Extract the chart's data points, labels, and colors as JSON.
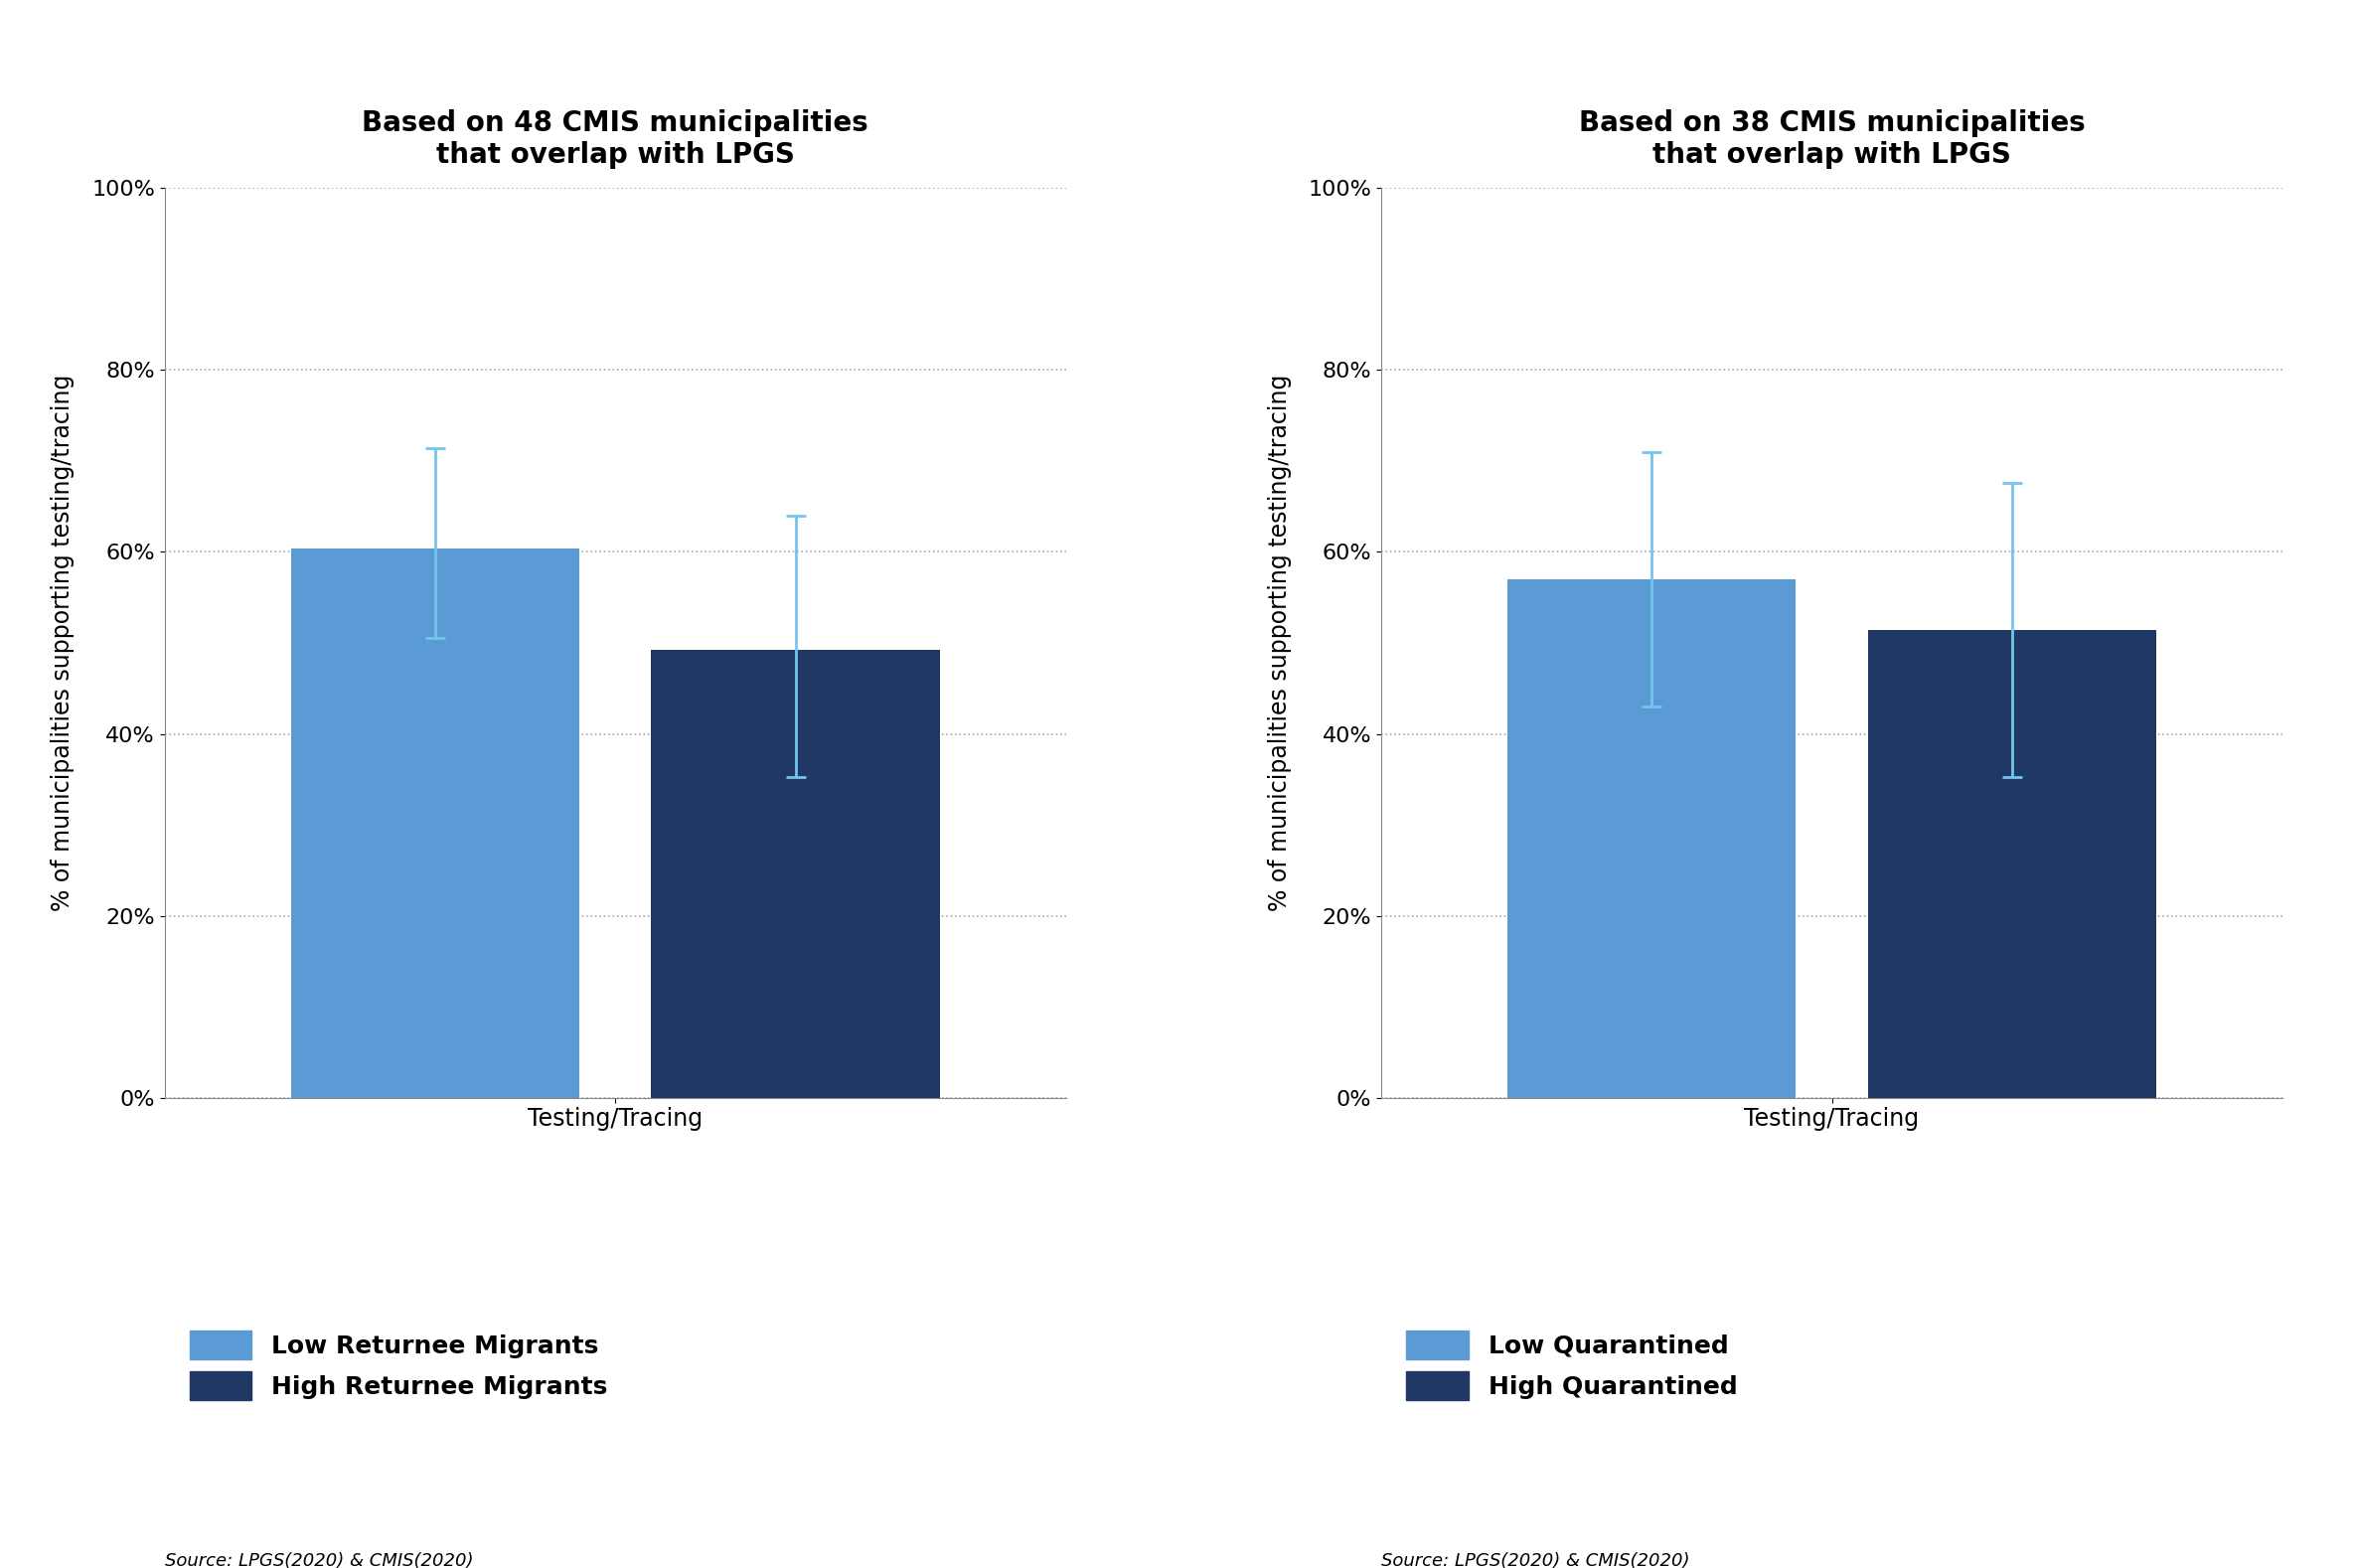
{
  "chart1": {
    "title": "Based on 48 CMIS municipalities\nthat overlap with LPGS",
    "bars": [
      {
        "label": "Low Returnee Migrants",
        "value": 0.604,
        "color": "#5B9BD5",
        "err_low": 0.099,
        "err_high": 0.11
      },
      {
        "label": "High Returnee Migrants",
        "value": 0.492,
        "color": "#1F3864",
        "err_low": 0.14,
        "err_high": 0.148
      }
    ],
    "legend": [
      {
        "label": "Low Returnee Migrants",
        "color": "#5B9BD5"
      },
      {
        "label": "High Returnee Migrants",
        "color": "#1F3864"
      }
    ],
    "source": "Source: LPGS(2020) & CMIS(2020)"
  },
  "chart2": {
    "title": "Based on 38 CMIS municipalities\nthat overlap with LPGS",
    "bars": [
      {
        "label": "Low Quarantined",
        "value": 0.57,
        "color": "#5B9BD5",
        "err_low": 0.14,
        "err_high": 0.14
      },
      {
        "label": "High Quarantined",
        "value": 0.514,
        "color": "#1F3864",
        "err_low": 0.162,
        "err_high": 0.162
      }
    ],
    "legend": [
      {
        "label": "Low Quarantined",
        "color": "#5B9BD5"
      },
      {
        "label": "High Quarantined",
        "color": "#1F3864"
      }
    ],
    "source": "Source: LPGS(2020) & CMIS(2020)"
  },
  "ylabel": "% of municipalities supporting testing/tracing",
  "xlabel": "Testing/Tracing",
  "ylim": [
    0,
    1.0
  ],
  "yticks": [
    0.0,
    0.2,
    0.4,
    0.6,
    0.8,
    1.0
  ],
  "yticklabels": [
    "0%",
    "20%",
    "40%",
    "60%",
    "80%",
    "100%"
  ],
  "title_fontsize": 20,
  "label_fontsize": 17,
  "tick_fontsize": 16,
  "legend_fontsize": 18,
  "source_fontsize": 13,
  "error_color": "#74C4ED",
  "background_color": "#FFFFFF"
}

::::

■ **WHAT YOU WILL DO**
Gather each line of the listing that holds the string "municipalities".

■ **RESPONSE**
    "title": "Based on 48 CMIS municipalities\nthat overlap with LPGS",
    "title": "Based on 38 CMIS municipalities\nthat overlap with LPGS",
  "ylabel": "% of municipalities supporting testing/tracing",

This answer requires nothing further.